__PROMPT__
Pictures in the records should not be copied, but every other part must be repeated exactly.
----------------------------------------
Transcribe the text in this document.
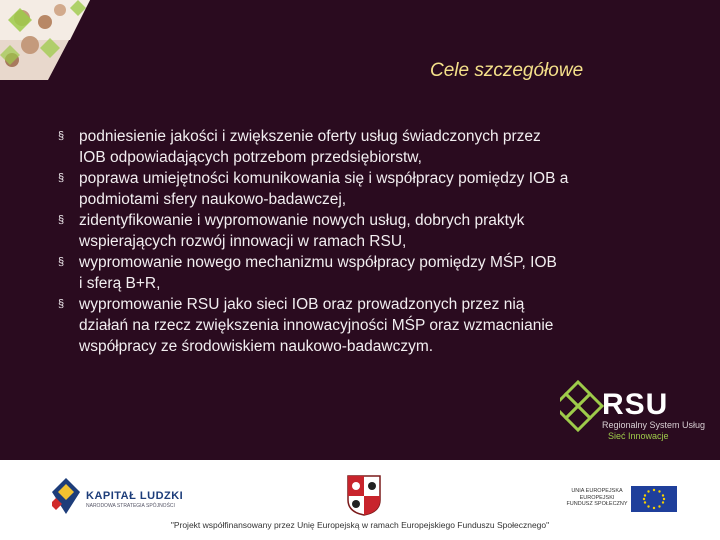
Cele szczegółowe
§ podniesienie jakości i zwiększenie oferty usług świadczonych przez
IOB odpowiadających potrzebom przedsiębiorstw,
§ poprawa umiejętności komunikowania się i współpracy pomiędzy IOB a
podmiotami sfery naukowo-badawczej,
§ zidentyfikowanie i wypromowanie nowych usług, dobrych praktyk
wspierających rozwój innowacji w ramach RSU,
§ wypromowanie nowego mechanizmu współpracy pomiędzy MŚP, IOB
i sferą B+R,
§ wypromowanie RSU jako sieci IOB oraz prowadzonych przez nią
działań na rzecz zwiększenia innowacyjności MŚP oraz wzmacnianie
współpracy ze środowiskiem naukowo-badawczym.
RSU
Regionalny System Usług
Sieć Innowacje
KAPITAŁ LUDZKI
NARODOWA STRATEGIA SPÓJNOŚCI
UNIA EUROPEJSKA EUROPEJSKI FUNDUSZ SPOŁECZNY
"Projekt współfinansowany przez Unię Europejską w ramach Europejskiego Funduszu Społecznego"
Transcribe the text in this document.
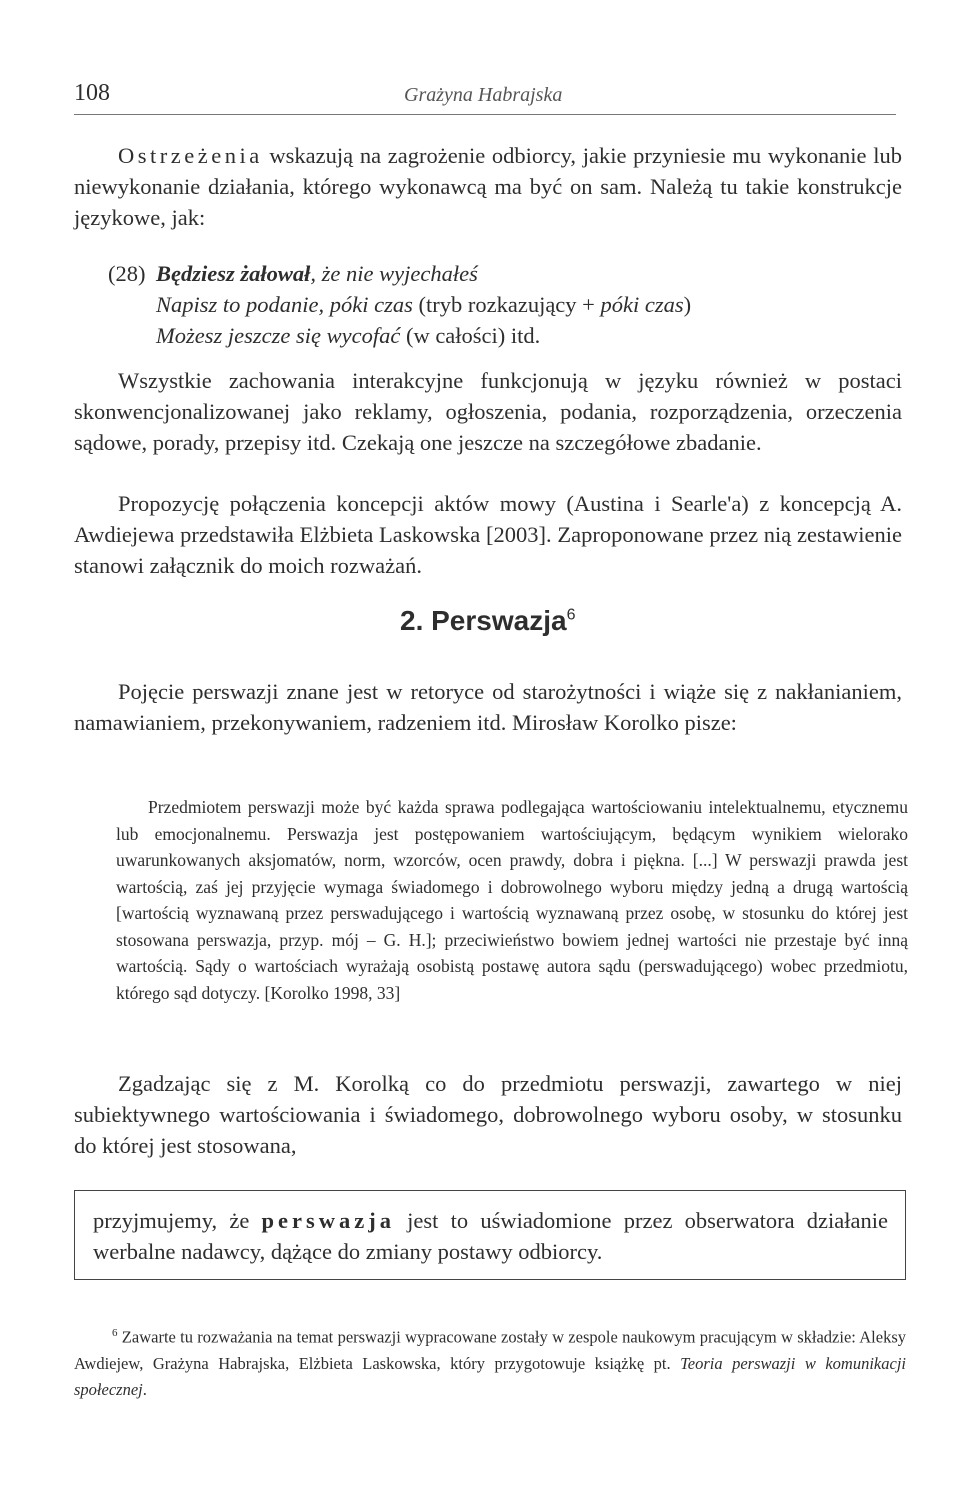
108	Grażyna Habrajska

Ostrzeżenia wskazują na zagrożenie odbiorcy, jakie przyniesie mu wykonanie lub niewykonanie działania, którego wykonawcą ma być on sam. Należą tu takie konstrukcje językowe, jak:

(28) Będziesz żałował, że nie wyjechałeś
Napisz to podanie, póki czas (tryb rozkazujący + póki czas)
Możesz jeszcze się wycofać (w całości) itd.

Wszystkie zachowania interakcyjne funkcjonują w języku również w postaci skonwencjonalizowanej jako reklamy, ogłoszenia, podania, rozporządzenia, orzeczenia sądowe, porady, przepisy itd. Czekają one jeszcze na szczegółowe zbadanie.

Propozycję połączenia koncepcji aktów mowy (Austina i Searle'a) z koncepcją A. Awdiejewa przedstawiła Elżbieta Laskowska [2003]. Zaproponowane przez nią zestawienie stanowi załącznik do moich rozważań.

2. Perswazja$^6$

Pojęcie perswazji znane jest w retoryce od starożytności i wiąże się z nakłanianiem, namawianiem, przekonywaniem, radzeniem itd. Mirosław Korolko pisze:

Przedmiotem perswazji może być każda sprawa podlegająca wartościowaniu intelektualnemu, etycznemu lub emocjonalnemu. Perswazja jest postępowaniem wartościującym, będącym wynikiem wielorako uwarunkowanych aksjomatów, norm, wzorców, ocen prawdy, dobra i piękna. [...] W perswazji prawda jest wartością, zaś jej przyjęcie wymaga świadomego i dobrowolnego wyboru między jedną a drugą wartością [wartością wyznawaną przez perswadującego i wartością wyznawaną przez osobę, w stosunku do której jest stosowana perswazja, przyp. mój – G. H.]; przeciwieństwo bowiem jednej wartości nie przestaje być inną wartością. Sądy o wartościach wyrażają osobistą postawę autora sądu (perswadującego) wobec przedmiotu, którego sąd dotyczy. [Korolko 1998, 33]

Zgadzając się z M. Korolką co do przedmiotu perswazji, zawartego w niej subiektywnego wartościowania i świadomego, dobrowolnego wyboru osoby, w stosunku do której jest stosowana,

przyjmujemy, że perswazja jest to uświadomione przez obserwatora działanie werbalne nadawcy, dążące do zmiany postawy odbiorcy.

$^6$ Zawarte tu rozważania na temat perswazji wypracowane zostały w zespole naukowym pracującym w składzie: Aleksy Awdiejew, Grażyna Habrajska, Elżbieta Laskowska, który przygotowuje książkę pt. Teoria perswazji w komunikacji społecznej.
----------------------------------------
__OUTPUT OF THE EXERCISE__
Transcribe the text in this document.
Cele szczegółowe
§ podniesienie jakości i zwiększenie oferty usług świadczonych przez
IOB odpowiadających potrzebom przedsiębiorstw,
§ poprawa umiejętności komunikowania się i współpracy pomiędzy IOB a
podmiotami sfery naukowo-badawczej,
§ zidentyfikowanie i wypromowanie nowych usług, dobrych praktyk
wspierających rozwój innowacji w ramach RSU,
§ wypromowanie nowego mechanizmu współpracy pomiędzy MŚP, IOB
i sferą B+R,
§ wypromowanie RSU jako sieci IOB oraz prowadzonych przez nią
działań na rzecz zwiększenia innowacyjności MŚP oraz wzmacnianie
współpracy ze środowiskiem naukowo-badawczym.
RSU
Regionalny System Usług
Sieć Innowacje
KAPITAŁ LUDZKI
NARODOWA STRATEGIA SPÓJNOŚCI
UNIA EUROPEJSKA EUROPEJSKI FUNDUSZ SPOŁECZNY
"Projekt współfinansowany przez Unię Europejską w ramach Europejskiego Funduszu Społecznego"
Transcribe the text in this document.
108	Grażyna Habrajska

Ostrzeżenia wskazują na zagrożenie odbiorcy, jakie przyniesie mu wykonanie lub niewykonanie działania, którego wykonawcą ma być on sam. Należą tu takie konstrukcje językowe, jak:

(28) Będziesz żałował, że nie wyjechałeś
Napisz to podanie, póki czas (tryb rozkazujący + póki czas)
Możesz jeszcze się wycofać (w całości) itd.

Wszystkie zachowania interakcyjne funkcjonują w języku również w postaci skonwencjonalizowanej jako reklamy, ogłoszenia, podania, rozporządzenia, orzeczenia sądowe, porady, przepisy itd. Czekają one jeszcze na szczegółowe zbadanie.

Propozycję połączenia koncepcji aktów mowy (Austina i Searle'a) z koncepcją A. Awdiejewa przedstawiła Elżbieta Laskowska [2003]. Zaproponowane przez nią zestawienie stanowi załącznik do moich rozważań.

2. Perswazja$^6$

Pojęcie perswazji znane jest w retoryce od starożytności i wiąże się z nakłanianiem, namawianiem, przekonywaniem, radzeniem itd. Mirosław Korolko pisze:

Przedmiotem perswazji może być każda sprawa podlegająca wartościowaniu intelektualnemu, etycznemu lub emocjonalnemu. Perswazja jest postępowaniem wartościującym, będącym wynikiem wielorako uwarunkowanych aksjomatów, norm, wzorców, ocen prawdy, dobra i piękna. [...] W perswazji prawda jest wartością, zaś jej przyjęcie wymaga świadomego i dobrowolnego wyboru między jedną a drugą wartością [wartością wyznawaną przez perswadującego i wartością wyznawaną przez osobę, w stosunku do której jest stosowana perswazja, przyp. mój – G. H.]; przeciwieństwo bowiem jednej wartości nie przestaje być inną wartością. Sądy o wartościach wyrażają osobistą postawę autora sądu (perswadującego) wobec przedmiotu, którego sąd dotyczy. [Korolko 1998, 33]

Zgadzając się z M. Korolką co do przedmiotu perswazji, zawartego w niej subiektywnego wartościowania i świadomego, dobrowolnego wyboru osoby, w stosunku do której jest stosowana,

przyjmujemy, że perswazja jest to uświadomione przez obserwatora działanie werbalne nadawcy, dążące do zmiany postawy odbiorcy.

$^6$ Zawarte tu rozważania na temat perswazji wypracowane zostały w zespole naukowym pracującym w składzie: Aleksy Awdiejew, Grażyna Habrajska, Elżbieta Laskowska, który przygotowuje książkę pt. Teoria perswazji w komunikacji społecznej.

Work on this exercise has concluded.